== Task description ==
Repeat the line that contains "Output a JSON" and all lines after it through the end, exactly as they are, minus the pictures.

__________________________________________________

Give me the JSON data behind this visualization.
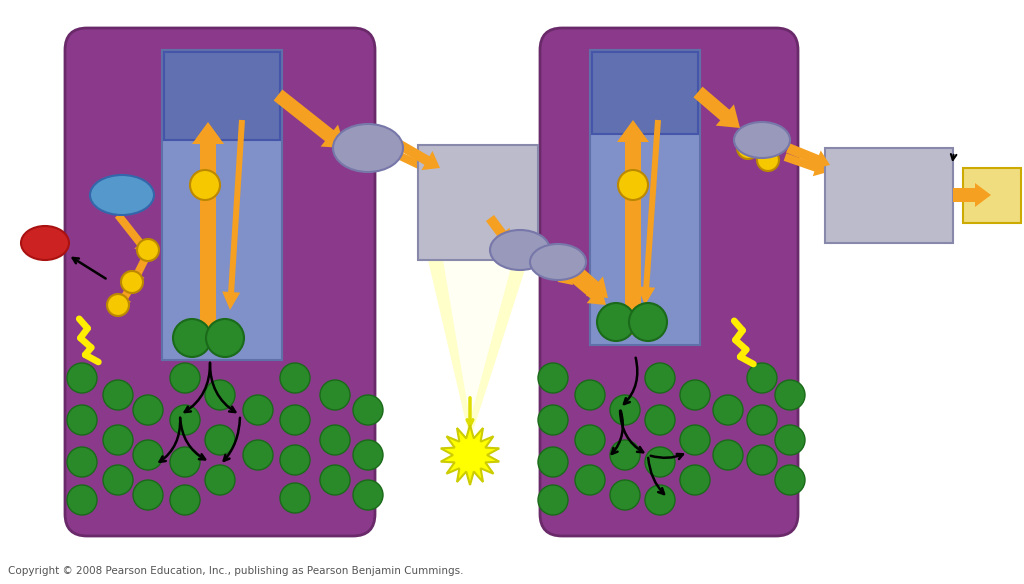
{
  "bg_color": "#ffffff",
  "purple": "#8B3A8B",
  "blue_rect": "#8090C8",
  "blue_rect_top": "#6070B0",
  "orange": "#F5A020",
  "yellow_ball": "#F5C800",
  "green_ball": "#2A8A2A",
  "green_ball_dark": "#1A6A1A",
  "blue_oval": "#5599CC",
  "red_oval": "#CC2222",
  "gray_oval": "#9999BB",
  "gray_box": "#BBBBCC",
  "yellow_box": "#F0DD80",
  "yellow_zz": "#FFEE00",
  "copyright": "Copyright © 2008 Pearson Education, Inc., publishing as Pearson Benjamin Cummings."
}
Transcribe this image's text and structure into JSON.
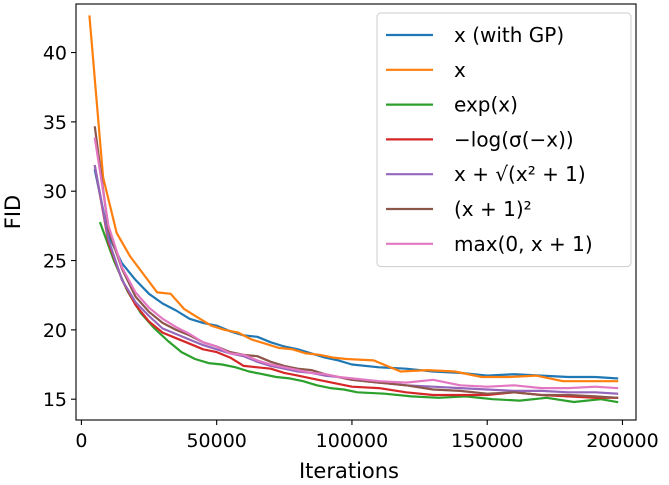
{
  "chart_data": {
    "type": "line",
    "title": "",
    "xlabel": "Iterations",
    "ylabel": "FID",
    "xlim": [
      -2000,
      205000
    ],
    "ylim": [
      13.5,
      43.5
    ],
    "xticks": [
      0,
      50000,
      100000,
      150000,
      200000
    ],
    "xtick_labels": [
      "0",
      "50000",
      "100000",
      "150000",
      "200000"
    ],
    "yticks": [
      15,
      20,
      25,
      30,
      35,
      40
    ],
    "ytick_labels": [
      "15",
      "20",
      "25",
      "30",
      "35",
      "40"
    ],
    "grid": false,
    "legend_position": "top-right",
    "series": [
      {
        "name": "x (with GP)",
        "color": "#1f77b4",
        "x": [
          5000,
          10000,
          15000,
          20000,
          25000,
          30000,
          35000,
          40000,
          45000,
          50000,
          55000,
          60000,
          65000,
          70000,
          75000,
          80000,
          85000,
          90000,
          95000,
          100000,
          110000,
          120000,
          130000,
          140000,
          150000,
          160000,
          170000,
          180000,
          190000,
          198000
        ],
        "y": [
          31.5,
          26.8,
          24.8,
          23.6,
          22.6,
          21.9,
          21.4,
          20.8,
          20.5,
          20.3,
          19.9,
          19.6,
          19.5,
          19.1,
          18.8,
          18.6,
          18.3,
          18.0,
          17.8,
          17.5,
          17.3,
          17.2,
          17.0,
          16.9,
          16.7,
          16.8,
          16.7,
          16.6,
          16.6,
          16.5
        ]
      },
      {
        "name": "x",
        "color": "#ff7f0e",
        "x": [
          3000,
          8000,
          13000,
          18000,
          23000,
          28000,
          33000,
          38000,
          43000,
          48000,
          53000,
          58000,
          63000,
          68000,
          73000,
          78000,
          83000,
          88000,
          93000,
          98000,
          108000,
          118000,
          128000,
          138000,
          148000,
          158000,
          168000,
          178000,
          188000,
          198000
        ],
        "y": [
          42.6,
          31.0,
          27.0,
          25.3,
          24.0,
          22.7,
          22.6,
          21.5,
          20.9,
          20.3,
          20.0,
          19.8,
          19.3,
          19.0,
          18.7,
          18.6,
          18.3,
          18.2,
          18.0,
          17.9,
          17.8,
          17.0,
          17.1,
          17.0,
          16.6,
          16.6,
          16.7,
          16.3,
          16.3,
          16.3
        ]
      },
      {
        "name": "exp(x)",
        "color": "#2ca02c",
        "x": [
          7000,
          12000,
          17000,
          22000,
          27000,
          32000,
          37000,
          42000,
          47000,
          52000,
          57000,
          62000,
          67000,
          72000,
          77000,
          82000,
          87000,
          92000,
          97000,
          102000,
          112000,
          122000,
          132000,
          142000,
          152000,
          162000,
          172000,
          182000,
          192000,
          198000
        ],
        "y": [
          27.7,
          25.0,
          22.8,
          21.2,
          20.1,
          19.2,
          18.4,
          17.9,
          17.6,
          17.5,
          17.3,
          17.0,
          16.8,
          16.6,
          16.5,
          16.3,
          16.0,
          15.8,
          15.7,
          15.5,
          15.4,
          15.2,
          15.1,
          15.2,
          15.0,
          14.9,
          15.1,
          14.8,
          15.0,
          14.8
        ]
      },
      {
        "name": "−log(σ(−x))",
        "color": "#d62728",
        "x": [
          5000,
          10000,
          15000,
          20000,
          25000,
          30000,
          35000,
          40000,
          45000,
          50000,
          55000,
          60000,
          65000,
          70000,
          75000,
          80000,
          85000,
          90000,
          95000,
          100000,
          110000,
          120000,
          130000,
          140000,
          150000,
          160000,
          170000,
          180000,
          190000,
          198000
        ],
        "y": [
          31.8,
          26.3,
          23.6,
          21.8,
          20.6,
          19.8,
          19.4,
          19.0,
          18.6,
          18.4,
          18.0,
          17.4,
          17.3,
          17.2,
          16.9,
          16.7,
          16.5,
          16.3,
          16.1,
          15.9,
          15.8,
          15.5,
          15.3,
          15.3,
          15.3,
          15.5,
          15.3,
          15.2,
          15.1,
          15.1
        ]
      },
      {
        "name": "x + √(x² + 1)",
        "color": "#9467bd",
        "x": [
          5000,
          10000,
          15000,
          20000,
          25000,
          30000,
          35000,
          40000,
          45000,
          50000,
          55000,
          60000,
          65000,
          70000,
          75000,
          80000,
          85000,
          90000,
          95000,
          100000,
          110000,
          120000,
          130000,
          140000,
          150000,
          160000,
          170000,
          180000,
          190000,
          198000
        ],
        "y": [
          31.8,
          26.5,
          23.6,
          22.0,
          21.0,
          20.1,
          19.7,
          19.3,
          18.9,
          18.6,
          18.3,
          18.1,
          17.7,
          17.4,
          17.2,
          17.0,
          16.9,
          16.7,
          16.6,
          16.4,
          16.2,
          16.0,
          15.9,
          15.8,
          15.7,
          15.6,
          15.6,
          15.5,
          15.5,
          15.4
        ]
      },
      {
        "name": "(x + 1)²",
        "color": "#8c564b",
        "x": [
          5000,
          10000,
          15000,
          20000,
          25000,
          30000,
          35000,
          40000,
          45000,
          50000,
          55000,
          60000,
          65000,
          70000,
          75000,
          80000,
          85000,
          90000,
          95000,
          100000,
          110000,
          120000,
          130000,
          140000,
          150000,
          160000,
          170000,
          180000,
          190000,
          198000
        ],
        "y": [
          34.6,
          27.2,
          24.4,
          22.4,
          21.3,
          20.5,
          20.0,
          19.6,
          19.1,
          18.8,
          18.4,
          18.2,
          18.1,
          17.7,
          17.4,
          17.2,
          17.1,
          16.8,
          16.6,
          16.4,
          16.2,
          16.0,
          15.7,
          15.6,
          15.4,
          15.5,
          15.3,
          15.3,
          15.2,
          15.1
        ]
      },
      {
        "name": "max(0, x + 1)",
        "color": "#e377c2",
        "x": [
          5000,
          10000,
          15000,
          20000,
          25000,
          30000,
          35000,
          40000,
          45000,
          50000,
          55000,
          60000,
          65000,
          70000,
          75000,
          80000,
          85000,
          90000,
          95000,
          100000,
          110000,
          120000,
          130000,
          140000,
          150000,
          160000,
          170000,
          180000,
          190000,
          198000
        ],
        "y": [
          33.8,
          27.5,
          24.5,
          22.7,
          21.6,
          20.8,
          20.2,
          19.7,
          19.1,
          18.8,
          18.3,
          18.2,
          17.8,
          17.5,
          17.3,
          17.1,
          16.9,
          16.8,
          16.6,
          16.5,
          16.3,
          16.2,
          16.4,
          16.0,
          15.9,
          16.0,
          15.8,
          15.8,
          15.9,
          15.8
        ]
      }
    ]
  }
}
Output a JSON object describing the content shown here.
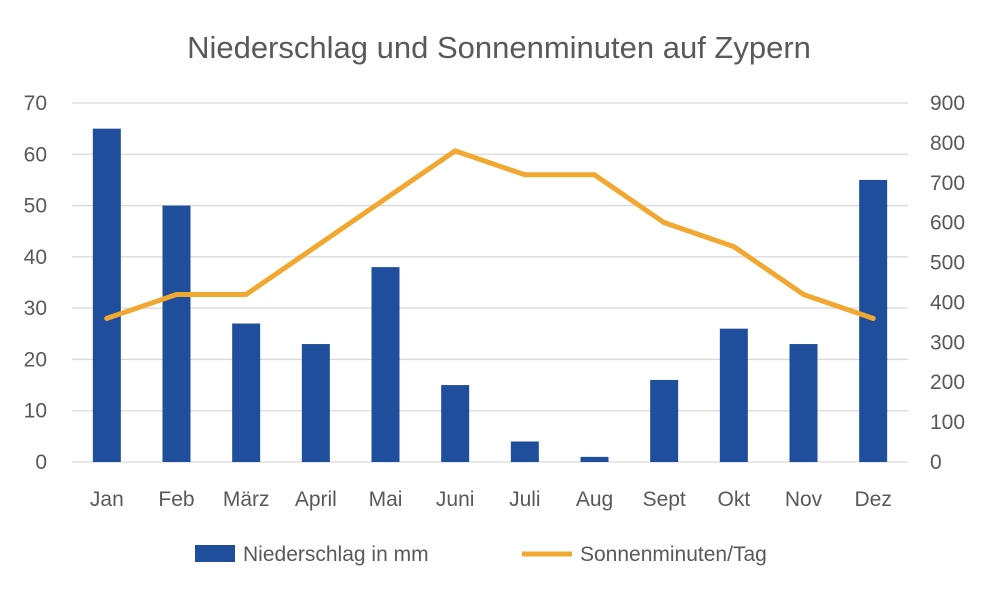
{
  "chart_data": {
    "type": "bar",
    "title": "Niederschlag und Sonnenminuten auf Zypern",
    "categories": [
      "Jan",
      "Feb",
      "März",
      "April",
      "Mai",
      "Juni",
      "Juli",
      "Aug",
      "Sept",
      "Okt",
      "Nov",
      "Dez"
    ],
    "series": [
      {
        "name": "Niederschlag in mm",
        "type": "bar",
        "axis": "left",
        "color": "#1f4e9c",
        "values": [
          65,
          50,
          27,
          23,
          38,
          15,
          4,
          1,
          16,
          26,
          23,
          55
        ]
      },
      {
        "name": "Sonnenminuten/Tag",
        "type": "line",
        "axis": "right",
        "color": "#f0a830",
        "values": [
          360,
          420,
          420,
          540,
          660,
          780,
          720,
          720,
          600,
          540,
          420,
          360
        ]
      }
    ],
    "y_left": {
      "min": 0,
      "max": 70,
      "step": 10
    },
    "y_right": {
      "min": 0,
      "max": 900,
      "step": 100
    },
    "grid": true,
    "legend": "bottom"
  }
}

__________________________________________________

== Full response ==
Output a JSON object describing the content shown here.
{
  "chart_data": {
    "type": "bar",
    "title": "Niederschlag und Sonnenminuten auf Zypern",
    "categories": [
      "Jan",
      "Feb",
      "März",
      "April",
      "Mai",
      "Juni",
      "Juli",
      "Aug",
      "Sept",
      "Okt",
      "Nov",
      "Dez"
    ],
    "series": [
      {
        "name": "Niederschlag in mm",
        "type": "bar",
        "axis": "left",
        "color": "#1f4e9c",
        "values": [
          65,
          50,
          27,
          23,
          38,
          15,
          4,
          1,
          16,
          26,
          23,
          55
        ]
      },
      {
        "name": "Sonnenminuten/Tag",
        "type": "line",
        "axis": "right",
        "color": "#f0a830",
        "values": [
          360,
          420,
          420,
          540,
          660,
          780,
          720,
          720,
          600,
          540,
          420,
          360
        ]
      }
    ],
    "y_left": {
      "min": 0,
      "max": 70,
      "step": 10
    },
    "y_right": {
      "min": 0,
      "max": 900,
      "step": 100
    },
    "grid": true,
    "legend": "bottom"
  }
}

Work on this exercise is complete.